→ **What is expected**
Gather up every line that includes the string "residential".

(Saved data entries)
++++++

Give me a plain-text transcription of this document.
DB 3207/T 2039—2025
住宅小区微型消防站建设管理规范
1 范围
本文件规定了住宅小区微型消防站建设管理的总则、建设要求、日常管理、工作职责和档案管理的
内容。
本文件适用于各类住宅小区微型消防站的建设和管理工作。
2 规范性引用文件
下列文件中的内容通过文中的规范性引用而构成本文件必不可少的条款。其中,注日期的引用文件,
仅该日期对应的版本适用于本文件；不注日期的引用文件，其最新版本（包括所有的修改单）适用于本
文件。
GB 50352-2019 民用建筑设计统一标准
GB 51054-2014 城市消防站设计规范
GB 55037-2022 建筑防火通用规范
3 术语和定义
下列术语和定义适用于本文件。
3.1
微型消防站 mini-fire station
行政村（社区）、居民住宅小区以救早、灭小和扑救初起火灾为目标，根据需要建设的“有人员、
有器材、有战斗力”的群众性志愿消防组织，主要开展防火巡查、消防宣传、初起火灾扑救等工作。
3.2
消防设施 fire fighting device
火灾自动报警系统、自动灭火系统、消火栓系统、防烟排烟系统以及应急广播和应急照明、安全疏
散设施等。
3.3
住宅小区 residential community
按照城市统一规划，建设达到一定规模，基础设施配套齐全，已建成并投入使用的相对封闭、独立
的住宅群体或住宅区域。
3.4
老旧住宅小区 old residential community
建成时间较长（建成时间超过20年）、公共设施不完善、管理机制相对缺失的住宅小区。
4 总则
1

++++++

→ **Reply to the exercise**
住宅小区 residential community
老旧住宅小区 old residential community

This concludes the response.